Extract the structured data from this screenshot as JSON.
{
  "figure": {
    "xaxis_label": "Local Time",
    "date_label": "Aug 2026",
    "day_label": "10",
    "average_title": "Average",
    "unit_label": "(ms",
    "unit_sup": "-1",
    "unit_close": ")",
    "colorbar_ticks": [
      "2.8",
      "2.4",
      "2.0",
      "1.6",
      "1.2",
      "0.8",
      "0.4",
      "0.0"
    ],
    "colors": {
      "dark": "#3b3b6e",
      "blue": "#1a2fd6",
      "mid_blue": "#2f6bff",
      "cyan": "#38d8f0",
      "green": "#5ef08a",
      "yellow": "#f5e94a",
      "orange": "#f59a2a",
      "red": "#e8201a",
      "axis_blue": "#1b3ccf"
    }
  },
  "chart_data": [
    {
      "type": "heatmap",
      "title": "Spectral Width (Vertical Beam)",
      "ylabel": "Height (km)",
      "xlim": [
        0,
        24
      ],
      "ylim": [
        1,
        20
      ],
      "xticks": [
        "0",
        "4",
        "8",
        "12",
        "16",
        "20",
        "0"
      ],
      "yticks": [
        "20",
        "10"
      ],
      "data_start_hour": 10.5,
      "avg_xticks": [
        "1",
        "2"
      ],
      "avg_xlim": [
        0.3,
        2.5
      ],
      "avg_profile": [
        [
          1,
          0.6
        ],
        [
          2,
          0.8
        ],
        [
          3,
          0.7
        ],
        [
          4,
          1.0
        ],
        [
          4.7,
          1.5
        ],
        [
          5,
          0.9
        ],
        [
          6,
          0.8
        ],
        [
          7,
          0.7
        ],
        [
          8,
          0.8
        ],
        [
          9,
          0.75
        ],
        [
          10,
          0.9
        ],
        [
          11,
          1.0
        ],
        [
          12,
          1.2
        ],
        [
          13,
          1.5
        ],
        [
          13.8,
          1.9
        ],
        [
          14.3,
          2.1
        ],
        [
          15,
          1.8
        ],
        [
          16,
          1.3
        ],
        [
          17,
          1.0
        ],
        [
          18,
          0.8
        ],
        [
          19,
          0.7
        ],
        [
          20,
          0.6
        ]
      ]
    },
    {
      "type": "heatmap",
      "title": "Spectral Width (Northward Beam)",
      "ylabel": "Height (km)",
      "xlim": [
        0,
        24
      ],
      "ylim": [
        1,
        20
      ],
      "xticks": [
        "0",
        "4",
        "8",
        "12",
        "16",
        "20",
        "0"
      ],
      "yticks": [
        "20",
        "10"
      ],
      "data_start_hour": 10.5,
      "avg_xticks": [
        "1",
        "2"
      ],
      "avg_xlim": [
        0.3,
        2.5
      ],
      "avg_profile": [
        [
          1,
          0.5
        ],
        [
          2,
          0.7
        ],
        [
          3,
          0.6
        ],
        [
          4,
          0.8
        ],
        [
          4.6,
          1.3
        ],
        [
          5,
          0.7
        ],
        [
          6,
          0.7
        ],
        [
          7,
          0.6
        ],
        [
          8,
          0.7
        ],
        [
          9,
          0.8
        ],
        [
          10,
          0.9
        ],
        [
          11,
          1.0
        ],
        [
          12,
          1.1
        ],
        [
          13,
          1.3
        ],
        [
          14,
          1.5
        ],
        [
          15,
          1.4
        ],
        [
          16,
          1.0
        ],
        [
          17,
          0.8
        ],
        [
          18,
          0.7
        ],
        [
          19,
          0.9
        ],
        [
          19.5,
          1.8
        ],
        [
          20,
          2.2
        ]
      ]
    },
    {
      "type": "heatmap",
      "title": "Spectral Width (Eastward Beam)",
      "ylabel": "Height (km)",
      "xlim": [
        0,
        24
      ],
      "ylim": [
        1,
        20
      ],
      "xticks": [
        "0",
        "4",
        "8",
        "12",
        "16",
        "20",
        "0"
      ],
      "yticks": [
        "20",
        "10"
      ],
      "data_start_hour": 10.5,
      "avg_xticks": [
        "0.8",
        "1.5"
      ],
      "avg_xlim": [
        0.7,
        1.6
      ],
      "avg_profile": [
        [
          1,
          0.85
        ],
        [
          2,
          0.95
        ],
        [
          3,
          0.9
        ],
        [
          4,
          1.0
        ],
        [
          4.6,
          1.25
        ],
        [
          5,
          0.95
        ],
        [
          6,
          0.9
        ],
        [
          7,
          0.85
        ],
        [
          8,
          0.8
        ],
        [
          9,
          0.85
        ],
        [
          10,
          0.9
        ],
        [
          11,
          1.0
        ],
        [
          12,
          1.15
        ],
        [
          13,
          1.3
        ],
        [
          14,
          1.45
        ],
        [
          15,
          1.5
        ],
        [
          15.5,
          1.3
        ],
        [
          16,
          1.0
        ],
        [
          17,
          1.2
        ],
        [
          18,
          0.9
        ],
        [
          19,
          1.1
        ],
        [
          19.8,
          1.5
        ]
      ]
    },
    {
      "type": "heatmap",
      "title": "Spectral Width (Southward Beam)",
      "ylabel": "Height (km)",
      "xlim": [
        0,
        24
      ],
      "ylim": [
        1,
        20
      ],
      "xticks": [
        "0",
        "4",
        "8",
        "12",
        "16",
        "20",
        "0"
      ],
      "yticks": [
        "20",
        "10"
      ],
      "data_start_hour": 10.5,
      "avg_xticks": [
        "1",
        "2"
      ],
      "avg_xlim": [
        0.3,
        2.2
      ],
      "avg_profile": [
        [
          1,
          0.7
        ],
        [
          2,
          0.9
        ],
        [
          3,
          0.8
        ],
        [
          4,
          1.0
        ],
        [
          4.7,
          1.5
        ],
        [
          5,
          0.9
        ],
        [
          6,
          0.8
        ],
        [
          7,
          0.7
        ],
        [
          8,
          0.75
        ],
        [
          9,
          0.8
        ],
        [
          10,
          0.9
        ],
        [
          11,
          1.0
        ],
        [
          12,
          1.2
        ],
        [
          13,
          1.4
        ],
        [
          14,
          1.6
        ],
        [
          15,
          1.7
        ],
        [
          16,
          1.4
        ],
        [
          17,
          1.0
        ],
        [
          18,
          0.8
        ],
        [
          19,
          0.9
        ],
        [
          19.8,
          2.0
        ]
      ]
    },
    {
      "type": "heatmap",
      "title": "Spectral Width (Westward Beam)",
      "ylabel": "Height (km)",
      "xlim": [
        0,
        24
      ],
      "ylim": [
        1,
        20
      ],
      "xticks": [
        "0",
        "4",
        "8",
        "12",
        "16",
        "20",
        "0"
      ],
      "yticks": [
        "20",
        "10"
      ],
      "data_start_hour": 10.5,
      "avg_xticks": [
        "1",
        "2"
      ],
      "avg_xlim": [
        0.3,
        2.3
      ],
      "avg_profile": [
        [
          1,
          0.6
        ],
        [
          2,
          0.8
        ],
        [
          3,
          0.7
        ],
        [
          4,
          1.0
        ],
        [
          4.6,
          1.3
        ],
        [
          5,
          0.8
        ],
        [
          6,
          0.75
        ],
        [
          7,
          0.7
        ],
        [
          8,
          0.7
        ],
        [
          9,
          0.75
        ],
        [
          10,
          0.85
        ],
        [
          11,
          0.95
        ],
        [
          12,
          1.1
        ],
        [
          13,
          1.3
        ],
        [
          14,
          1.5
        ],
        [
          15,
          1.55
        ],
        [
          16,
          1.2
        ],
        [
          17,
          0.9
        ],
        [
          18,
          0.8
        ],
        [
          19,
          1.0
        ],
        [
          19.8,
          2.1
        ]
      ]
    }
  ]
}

※

PROBLEM TO SOLVE: Print all of the entries exactly as they appear.

REPLY:
Extract the structured data from this screenshot as JSON.
{
  "figure": {
    "xaxis_label": "Local Time",
    "date_label": "Aug 2026",
    "day_label": "10",
    "average_title": "Average",
    "unit_label": "(ms",
    "unit_sup": "-1",
    "unit_close": ")",
    "colorbar_ticks": [
      "2.8",
      "2.4",
      "2.0",
      "1.6",
      "1.2",
      "0.8",
      "0.4",
      "0.0"
    ],
    "colors": {
      "dark": "#3b3b6e",
      "blue": "#1a2fd6",
      "mid_blue": "#2f6bff",
      "cyan": "#38d8f0",
      "green": "#5ef08a",
      "yellow": "#f5e94a",
      "orange": "#f59a2a",
      "red": "#e8201a",
      "axis_blue": "#1b3ccf"
    }
  },
  "chart_data": [
    {
      "type": "heatmap",
      "title": "Spectral Width (Vertical Beam)",
      "ylabel": "Height (km)",
      "xlim": [
        0,
        24
      ],
      "ylim": [
        1,
        20
      ],
      "xticks": [
        "0",
        "4",
        "8",
        "12",
        "16",
        "20",
        "0"
      ],
      "yticks": [
        "20",
        "10"
      ],
      "data_start_hour": 10.5,
      "avg_xticks": [
        "1",
        "2"
      ],
      "avg_xlim": [
        0.3,
        2.5
      ],
      "avg_profile": [
        [
          1,
          0.6
        ],
        [
          2,
          0.8
        ],
        [
          3,
          0.7
        ],
        [
          4,
          1.0
        ],
        [
          4.7,
          1.5
        ],
        [
          5,
          0.9
        ],
        [
          6,
          0.8
        ],
        [
          7,
          0.7
        ],
        [
          8,
          0.8
        ],
        [
          9,
          0.75
        ],
        [
          10,
          0.9
        ],
        [
          11,
          1.0
        ],
        [
          12,
          1.2
        ],
        [
          13,
          1.5
        ],
        [
          13.8,
          1.9
        ],
        [
          14.3,
          2.1
        ],
        [
          15,
          1.8
        ],
        [
          16,
          1.3
        ],
        [
          17,
          1.0
        ],
        [
          18,
          0.8
        ],
        [
          19,
          0.7
        ],
        [
          20,
          0.6
        ]
      ]
    },
    {
      "type": "heatmap",
      "title": "Spectral Width (Northward Beam)",
      "ylabel": "Height (km)",
      "xlim": [
        0,
        24
      ],
      "ylim": [
        1,
        20
      ],
      "xticks": [
        "0",
        "4",
        "8",
        "12",
        "16",
        "20",
        "0"
      ],
      "yticks": [
        "20",
        "10"
      ],
      "data_start_hour": 10.5,
      "avg_xticks": [
        "1",
        "2"
      ],
      "avg_xlim": [
        0.3,
        2.5
      ],
      "avg_profile": [
        [
          1,
          0.5
        ],
        [
          2,
          0.7
        ],
        [
          3,
          0.6
        ],
        [
          4,
          0.8
        ],
        [
          4.6,
          1.3
        ],
        [
          5,
          0.7
        ],
        [
          6,
          0.7
        ],
        [
          7,
          0.6
        ],
        [
          8,
          0.7
        ],
        [
          9,
          0.8
        ],
        [
          10,
          0.9
        ],
        [
          11,
          1.0
        ],
        [
          12,
          1.1
        ],
        [
          13,
          1.3
        ],
        [
          14,
          1.5
        ],
        [
          15,
          1.4
        ],
        [
          16,
          1.0
        ],
        [
          17,
          0.8
        ],
        [
          18,
          0.7
        ],
        [
          19,
          0.9
        ],
        [
          19.5,
          1.8
        ],
        [
          20,
          2.2
        ]
      ]
    },
    {
      "type": "heatmap",
      "title": "Spectral Width (Eastward Beam)",
      "ylabel": "Height (km)",
      "xlim": [
        0,
        24
      ],
      "ylim": [
        1,
        20
      ],
      "xticks": [
        "0",
        "4",
        "8",
        "12",
        "16",
        "20",
        "0"
      ],
      "yticks": [
        "20",
        "10"
      ],
      "data_start_hour": 10.5,
      "avg_xticks": [
        "0.8",
        "1.5"
      ],
      "avg_xlim": [
        0.7,
        1.6
      ],
      "avg_profile": [
        [
          1,
          0.85
        ],
        [
          2,
          0.95
        ],
        [
          3,
          0.9
        ],
        [
          4,
          1.0
        ],
        [
          4.6,
          1.25
        ],
        [
          5,
          0.95
        ],
        [
          6,
          0.9
        ],
        [
          7,
          0.85
        ],
        [
          8,
          0.8
        ],
        [
          9,
          0.85
        ],
        [
          10,
          0.9
        ],
        [
          11,
          1.0
        ],
        [
          12,
          1.15
        ],
        [
          13,
          1.3
        ],
        [
          14,
          1.45
        ],
        [
          15,
          1.5
        ],
        [
          15.5,
          1.3
        ],
        [
          16,
          1.0
        ],
        [
          17,
          1.2
        ],
        [
          18,
          0.9
        ],
        [
          19,
          1.1
        ],
        [
          19.8,
          1.5
        ]
      ]
    },
    {
      "type": "heatmap",
      "title": "Spectral Width (Southward Beam)",
      "ylabel": "Height (km)",
      "xlim": [
        0,
        24
      ],
      "ylim": [
        1,
        20
      ],
      "xticks": [
        "0",
        "4",
        "8",
        "12",
        "16",
        "20",
        "0"
      ],
      "yticks": [
        "20",
        "10"
      ],
      "data_start_hour": 10.5,
      "avg_xticks": [
        "1",
        "2"
      ],
      "avg_xlim": [
        0.3,
        2.2
      ],
      "avg_profile": [
        [
          1,
          0.7
        ],
        [
          2,
          0.9
        ],
        [
          3,
          0.8
        ],
        [
          4,
          1.0
        ],
        [
          4.7,
          1.5
        ],
        [
          5,
          0.9
        ],
        [
          6,
          0.8
        ],
        [
          7,
          0.7
        ],
        [
          8,
          0.75
        ],
        [
          9,
          0.8
        ],
        [
          10,
          0.9
        ],
        [
          11,
          1.0
        ],
        [
          12,
          1.2
        ],
        [
          13,
          1.4
        ],
        [
          14,
          1.6
        ],
        [
          15,
          1.7
        ],
        [
          16,
          1.4
        ],
        [
          17,
          1.0
        ],
        [
          18,
          0.8
        ],
        [
          19,
          0.9
        ],
        [
          19.8,
          2.0
        ]
      ]
    },
    {
      "type": "heatmap",
      "title": "Spectral Width (Westward Beam)",
      "ylabel": "Height (km)",
      "xlim": [
        0,
        24
      ],
      "ylim": [
        1,
        20
      ],
      "xticks": [
        "0",
        "4",
        "8",
        "12",
        "16",
        "20",
        "0"
      ],
      "yticks": [
        "20",
        "10"
      ],
      "data_start_hour": 10.5,
      "avg_xticks": [
        "1",
        "2"
      ],
      "avg_xlim": [
        0.3,
        2.3
      ],
      "avg_profile": [
        [
          1,
          0.6
        ],
        [
          2,
          0.8
        ],
        [
          3,
          0.7
        ],
        [
          4,
          1.0
        ],
        [
          4.6,
          1.3
        ],
        [
          5,
          0.8
        ],
        [
          6,
          0.75
        ],
        [
          7,
          0.7
        ],
        [
          8,
          0.7
        ],
        [
          9,
          0.75
        ],
        [
          10,
          0.85
        ],
        [
          11,
          0.95
        ],
        [
          12,
          1.1
        ],
        [
          13,
          1.3
        ],
        [
          14,
          1.5
        ],
        [
          15,
          1.55
        ],
        [
          16,
          1.2
        ],
        [
          17,
          0.9
        ],
        [
          18,
          0.8
        ],
        [
          19,
          1.0
        ],
        [
          19.8,
          2.1
        ]
      ]
    }
  ]
}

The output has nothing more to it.